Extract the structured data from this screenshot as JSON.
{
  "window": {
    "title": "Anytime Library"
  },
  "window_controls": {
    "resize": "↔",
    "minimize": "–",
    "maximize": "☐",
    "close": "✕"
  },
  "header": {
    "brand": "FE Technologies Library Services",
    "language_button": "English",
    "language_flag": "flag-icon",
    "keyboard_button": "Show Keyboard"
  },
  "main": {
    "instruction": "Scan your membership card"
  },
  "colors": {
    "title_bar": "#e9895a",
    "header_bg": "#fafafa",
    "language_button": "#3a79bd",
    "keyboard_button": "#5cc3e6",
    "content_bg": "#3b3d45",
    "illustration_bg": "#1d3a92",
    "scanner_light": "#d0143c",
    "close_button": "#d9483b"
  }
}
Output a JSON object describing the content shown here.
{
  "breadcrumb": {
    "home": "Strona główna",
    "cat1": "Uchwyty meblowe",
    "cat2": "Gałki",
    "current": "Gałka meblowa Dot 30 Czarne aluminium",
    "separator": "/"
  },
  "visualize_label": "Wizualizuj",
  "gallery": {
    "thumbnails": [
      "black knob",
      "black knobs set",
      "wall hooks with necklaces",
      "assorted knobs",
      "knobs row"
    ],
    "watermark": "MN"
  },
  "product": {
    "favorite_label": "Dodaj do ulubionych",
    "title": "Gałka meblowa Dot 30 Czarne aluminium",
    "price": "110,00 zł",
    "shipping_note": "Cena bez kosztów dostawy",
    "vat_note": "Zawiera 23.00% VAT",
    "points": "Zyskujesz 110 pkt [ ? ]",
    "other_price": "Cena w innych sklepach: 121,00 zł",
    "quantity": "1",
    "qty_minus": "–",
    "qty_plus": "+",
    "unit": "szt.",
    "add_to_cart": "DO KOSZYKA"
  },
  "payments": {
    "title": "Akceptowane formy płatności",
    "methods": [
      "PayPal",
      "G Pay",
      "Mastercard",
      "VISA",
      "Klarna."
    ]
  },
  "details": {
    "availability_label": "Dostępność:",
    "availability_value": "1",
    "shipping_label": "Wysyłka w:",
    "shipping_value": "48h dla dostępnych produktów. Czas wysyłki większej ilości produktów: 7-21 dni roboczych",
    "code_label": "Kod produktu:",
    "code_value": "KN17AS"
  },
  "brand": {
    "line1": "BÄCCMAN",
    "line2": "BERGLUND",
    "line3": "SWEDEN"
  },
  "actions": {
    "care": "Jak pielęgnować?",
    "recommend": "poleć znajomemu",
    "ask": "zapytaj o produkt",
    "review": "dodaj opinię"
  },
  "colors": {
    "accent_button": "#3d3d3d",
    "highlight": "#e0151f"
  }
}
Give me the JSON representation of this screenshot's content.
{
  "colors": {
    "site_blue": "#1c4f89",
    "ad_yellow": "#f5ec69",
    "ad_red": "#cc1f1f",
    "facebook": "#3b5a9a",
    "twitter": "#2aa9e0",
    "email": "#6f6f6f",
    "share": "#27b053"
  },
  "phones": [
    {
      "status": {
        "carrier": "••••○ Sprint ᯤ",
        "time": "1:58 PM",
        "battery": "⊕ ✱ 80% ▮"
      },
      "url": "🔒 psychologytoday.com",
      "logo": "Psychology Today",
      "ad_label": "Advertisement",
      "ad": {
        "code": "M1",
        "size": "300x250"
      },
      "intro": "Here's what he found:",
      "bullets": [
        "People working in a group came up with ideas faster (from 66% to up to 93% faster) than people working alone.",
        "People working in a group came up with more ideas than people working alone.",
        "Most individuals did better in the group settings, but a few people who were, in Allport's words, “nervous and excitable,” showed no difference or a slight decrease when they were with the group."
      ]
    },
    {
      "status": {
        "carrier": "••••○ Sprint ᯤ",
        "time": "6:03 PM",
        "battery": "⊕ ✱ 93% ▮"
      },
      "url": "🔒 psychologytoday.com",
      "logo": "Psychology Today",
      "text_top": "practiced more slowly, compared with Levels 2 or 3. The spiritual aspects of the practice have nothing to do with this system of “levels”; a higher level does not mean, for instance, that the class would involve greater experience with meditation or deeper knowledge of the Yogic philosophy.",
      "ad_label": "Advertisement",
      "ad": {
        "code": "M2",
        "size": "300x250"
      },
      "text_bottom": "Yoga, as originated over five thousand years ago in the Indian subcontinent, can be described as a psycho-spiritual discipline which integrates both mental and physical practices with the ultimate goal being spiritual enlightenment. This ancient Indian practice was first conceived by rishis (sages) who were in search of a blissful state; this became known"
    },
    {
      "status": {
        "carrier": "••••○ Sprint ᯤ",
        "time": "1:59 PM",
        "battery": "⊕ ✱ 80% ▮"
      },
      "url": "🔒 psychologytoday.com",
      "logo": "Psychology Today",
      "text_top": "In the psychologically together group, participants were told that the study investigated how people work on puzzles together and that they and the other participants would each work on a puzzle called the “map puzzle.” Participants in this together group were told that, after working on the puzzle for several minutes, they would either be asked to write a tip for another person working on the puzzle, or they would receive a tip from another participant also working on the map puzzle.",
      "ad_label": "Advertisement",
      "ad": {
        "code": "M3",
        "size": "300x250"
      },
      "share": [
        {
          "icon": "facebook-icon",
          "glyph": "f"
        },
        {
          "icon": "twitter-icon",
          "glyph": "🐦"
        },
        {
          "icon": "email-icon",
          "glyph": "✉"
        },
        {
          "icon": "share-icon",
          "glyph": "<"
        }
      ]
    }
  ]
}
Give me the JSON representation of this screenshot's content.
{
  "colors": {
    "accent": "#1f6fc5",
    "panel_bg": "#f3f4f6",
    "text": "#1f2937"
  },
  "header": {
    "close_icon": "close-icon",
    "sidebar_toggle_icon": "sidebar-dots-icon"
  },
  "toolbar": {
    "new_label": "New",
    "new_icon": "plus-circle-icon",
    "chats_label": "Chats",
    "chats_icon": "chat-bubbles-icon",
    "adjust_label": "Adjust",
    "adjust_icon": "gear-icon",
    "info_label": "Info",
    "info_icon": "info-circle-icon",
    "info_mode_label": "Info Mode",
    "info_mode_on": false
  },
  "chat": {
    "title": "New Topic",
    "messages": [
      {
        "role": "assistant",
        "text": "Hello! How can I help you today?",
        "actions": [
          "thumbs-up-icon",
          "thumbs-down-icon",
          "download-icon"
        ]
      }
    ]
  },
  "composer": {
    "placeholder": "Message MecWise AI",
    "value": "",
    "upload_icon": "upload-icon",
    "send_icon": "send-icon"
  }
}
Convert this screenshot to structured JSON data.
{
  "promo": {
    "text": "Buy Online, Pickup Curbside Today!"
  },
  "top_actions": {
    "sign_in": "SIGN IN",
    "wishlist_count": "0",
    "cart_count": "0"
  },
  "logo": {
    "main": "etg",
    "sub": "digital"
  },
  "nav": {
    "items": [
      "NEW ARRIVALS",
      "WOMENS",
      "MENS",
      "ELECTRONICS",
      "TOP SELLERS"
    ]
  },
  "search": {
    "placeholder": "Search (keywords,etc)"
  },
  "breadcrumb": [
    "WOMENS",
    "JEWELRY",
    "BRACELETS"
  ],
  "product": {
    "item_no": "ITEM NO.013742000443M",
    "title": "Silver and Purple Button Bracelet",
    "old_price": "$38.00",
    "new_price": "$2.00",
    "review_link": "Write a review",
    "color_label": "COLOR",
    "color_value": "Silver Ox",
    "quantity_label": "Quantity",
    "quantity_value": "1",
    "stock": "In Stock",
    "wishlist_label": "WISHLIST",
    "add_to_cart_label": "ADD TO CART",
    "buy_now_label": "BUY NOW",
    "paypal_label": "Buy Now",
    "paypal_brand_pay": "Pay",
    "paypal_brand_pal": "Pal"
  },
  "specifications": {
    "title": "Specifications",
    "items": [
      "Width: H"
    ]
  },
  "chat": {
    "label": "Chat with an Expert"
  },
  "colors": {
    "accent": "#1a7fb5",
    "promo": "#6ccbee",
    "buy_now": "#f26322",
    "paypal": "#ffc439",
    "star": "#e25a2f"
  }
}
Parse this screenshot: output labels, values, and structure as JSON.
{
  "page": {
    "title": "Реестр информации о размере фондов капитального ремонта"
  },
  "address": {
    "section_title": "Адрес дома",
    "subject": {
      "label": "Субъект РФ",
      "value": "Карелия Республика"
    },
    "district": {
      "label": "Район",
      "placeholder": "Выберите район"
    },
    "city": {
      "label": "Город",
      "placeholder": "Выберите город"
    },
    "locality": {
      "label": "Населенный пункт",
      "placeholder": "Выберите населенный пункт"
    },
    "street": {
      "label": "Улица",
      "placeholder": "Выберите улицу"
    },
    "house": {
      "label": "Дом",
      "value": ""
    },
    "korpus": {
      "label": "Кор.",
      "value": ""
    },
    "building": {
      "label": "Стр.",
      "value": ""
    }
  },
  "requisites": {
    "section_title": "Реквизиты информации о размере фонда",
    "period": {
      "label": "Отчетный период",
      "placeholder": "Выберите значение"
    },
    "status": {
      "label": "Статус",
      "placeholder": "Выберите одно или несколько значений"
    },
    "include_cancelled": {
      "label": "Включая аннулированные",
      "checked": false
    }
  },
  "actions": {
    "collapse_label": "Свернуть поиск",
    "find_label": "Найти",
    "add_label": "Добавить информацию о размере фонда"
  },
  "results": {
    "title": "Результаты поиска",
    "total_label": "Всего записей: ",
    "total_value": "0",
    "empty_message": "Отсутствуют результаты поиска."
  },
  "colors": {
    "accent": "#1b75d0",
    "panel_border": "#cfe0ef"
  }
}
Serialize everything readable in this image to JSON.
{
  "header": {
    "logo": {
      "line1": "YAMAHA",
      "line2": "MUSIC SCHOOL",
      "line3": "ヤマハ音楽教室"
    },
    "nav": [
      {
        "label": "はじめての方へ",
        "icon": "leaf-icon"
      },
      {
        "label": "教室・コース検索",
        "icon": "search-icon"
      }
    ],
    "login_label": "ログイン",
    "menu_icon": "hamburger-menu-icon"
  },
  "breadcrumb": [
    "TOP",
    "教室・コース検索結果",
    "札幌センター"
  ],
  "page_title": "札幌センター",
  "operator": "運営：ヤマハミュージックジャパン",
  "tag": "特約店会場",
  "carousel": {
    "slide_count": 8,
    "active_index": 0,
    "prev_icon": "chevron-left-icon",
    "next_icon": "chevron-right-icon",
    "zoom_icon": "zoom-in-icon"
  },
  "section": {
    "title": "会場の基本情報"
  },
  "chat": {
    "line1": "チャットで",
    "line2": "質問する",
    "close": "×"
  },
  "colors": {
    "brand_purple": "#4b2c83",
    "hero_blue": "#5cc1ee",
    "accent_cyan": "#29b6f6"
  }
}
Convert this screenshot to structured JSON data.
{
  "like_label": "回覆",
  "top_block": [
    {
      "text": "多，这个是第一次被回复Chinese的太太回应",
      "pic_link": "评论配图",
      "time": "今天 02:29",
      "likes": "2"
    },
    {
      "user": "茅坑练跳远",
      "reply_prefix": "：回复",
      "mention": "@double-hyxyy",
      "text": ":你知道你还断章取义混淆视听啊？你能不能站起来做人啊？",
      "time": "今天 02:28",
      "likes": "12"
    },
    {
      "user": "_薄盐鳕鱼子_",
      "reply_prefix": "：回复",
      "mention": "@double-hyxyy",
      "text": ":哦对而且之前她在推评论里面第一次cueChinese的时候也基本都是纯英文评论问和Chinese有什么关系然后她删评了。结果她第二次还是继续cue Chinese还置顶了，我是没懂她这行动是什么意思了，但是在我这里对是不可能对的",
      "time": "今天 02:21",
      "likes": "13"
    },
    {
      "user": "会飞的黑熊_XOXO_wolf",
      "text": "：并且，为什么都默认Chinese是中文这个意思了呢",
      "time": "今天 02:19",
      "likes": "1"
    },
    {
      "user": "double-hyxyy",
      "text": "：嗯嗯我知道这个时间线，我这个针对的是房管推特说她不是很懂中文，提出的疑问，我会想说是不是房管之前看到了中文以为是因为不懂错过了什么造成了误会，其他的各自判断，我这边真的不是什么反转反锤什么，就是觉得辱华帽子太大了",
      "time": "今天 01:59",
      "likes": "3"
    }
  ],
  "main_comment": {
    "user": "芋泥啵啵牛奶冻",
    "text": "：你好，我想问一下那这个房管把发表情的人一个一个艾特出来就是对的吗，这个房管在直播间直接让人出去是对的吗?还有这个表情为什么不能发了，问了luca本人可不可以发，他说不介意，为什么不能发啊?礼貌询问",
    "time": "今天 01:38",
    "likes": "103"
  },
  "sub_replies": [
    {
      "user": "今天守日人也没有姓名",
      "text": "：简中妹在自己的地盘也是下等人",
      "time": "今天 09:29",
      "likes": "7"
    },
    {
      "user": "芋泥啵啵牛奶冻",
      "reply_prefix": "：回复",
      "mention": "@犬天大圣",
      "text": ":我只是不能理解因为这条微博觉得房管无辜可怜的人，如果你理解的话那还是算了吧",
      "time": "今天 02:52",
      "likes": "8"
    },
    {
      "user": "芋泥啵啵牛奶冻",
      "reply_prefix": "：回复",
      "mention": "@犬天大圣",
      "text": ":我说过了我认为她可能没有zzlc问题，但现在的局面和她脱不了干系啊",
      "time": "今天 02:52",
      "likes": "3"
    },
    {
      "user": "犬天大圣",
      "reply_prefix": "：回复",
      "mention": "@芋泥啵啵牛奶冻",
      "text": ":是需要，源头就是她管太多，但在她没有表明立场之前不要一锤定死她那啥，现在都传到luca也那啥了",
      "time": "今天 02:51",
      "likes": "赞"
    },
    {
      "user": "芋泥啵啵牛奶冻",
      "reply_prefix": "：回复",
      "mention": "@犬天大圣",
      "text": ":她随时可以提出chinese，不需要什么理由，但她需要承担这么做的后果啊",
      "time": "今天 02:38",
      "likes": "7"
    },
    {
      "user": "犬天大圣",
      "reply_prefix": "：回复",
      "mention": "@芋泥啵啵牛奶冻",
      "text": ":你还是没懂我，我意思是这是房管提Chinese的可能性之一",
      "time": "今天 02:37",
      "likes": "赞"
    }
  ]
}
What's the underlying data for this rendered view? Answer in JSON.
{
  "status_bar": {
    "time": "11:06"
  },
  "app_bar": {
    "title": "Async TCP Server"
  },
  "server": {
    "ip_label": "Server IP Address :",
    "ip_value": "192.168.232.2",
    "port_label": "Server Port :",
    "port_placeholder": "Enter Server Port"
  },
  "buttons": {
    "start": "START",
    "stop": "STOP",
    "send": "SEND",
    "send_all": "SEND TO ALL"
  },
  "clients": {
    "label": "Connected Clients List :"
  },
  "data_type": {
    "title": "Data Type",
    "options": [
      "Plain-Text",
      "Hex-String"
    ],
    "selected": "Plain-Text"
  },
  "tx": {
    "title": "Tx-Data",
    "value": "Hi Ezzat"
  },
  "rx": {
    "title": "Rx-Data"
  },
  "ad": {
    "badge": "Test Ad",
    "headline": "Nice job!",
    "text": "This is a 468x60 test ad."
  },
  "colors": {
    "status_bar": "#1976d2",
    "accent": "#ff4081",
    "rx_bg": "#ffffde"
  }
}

—————

▶ _WHAT IS NEEDED_
Select every line in the material above where the string "Silver" occurs, and copy it.

▶ _SOLUTION TO THIS TASK_
    "title": "Silver and Purple Button Bracelet",
    "color_value": "Silver Ox",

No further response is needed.